Exercise: Give only the number of lines that contain the word "JSON".

Records to process:
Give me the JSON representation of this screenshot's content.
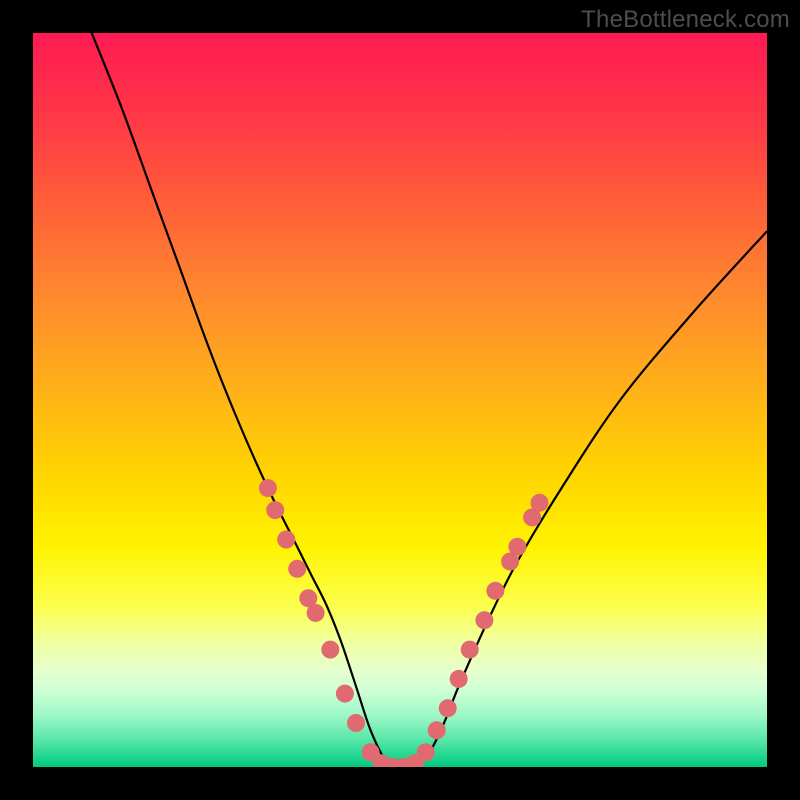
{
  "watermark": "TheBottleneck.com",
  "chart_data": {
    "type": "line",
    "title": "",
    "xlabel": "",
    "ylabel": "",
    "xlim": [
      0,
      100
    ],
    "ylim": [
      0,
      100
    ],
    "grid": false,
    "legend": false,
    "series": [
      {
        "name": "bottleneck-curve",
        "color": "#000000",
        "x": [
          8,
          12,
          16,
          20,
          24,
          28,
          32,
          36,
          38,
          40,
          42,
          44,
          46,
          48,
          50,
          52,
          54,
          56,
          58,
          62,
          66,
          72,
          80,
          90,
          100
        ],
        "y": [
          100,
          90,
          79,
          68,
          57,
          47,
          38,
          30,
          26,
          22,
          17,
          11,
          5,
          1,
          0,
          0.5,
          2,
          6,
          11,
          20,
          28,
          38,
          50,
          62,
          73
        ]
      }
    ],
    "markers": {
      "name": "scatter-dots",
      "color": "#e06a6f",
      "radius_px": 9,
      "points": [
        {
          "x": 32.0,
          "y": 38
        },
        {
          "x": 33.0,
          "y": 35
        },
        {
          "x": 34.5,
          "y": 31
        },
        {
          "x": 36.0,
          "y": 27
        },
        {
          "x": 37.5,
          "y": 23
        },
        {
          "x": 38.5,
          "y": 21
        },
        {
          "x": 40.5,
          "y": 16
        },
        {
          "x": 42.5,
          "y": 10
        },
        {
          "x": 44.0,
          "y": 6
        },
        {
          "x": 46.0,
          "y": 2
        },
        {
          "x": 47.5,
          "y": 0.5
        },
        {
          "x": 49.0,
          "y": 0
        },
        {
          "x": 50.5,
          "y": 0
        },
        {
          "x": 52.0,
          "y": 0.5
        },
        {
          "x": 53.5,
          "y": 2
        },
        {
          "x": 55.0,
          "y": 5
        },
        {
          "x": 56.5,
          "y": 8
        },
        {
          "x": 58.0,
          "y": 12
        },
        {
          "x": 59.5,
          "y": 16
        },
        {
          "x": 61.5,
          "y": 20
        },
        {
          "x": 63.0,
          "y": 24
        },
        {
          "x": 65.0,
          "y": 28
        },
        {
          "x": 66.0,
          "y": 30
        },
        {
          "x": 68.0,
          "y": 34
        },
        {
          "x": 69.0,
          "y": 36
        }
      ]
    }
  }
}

==

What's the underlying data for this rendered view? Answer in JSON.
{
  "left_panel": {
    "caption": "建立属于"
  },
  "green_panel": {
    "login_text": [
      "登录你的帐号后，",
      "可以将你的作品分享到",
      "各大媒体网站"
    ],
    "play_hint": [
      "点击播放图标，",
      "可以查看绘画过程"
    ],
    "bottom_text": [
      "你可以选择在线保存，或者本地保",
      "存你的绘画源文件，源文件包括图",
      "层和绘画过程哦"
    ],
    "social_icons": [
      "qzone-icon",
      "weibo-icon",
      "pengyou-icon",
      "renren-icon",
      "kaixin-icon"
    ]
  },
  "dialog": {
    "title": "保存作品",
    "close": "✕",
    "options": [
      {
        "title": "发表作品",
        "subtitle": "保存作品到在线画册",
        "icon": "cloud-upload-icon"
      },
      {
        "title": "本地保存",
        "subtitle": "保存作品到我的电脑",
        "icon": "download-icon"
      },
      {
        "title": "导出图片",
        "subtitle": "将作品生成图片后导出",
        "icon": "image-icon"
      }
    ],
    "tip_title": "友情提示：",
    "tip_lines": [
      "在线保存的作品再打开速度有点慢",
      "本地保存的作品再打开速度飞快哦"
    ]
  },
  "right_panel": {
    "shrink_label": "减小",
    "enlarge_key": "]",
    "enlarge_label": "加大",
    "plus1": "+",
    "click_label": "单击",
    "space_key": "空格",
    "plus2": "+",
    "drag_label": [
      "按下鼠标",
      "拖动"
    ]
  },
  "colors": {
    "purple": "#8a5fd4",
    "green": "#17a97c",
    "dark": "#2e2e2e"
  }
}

Solution to this task: 2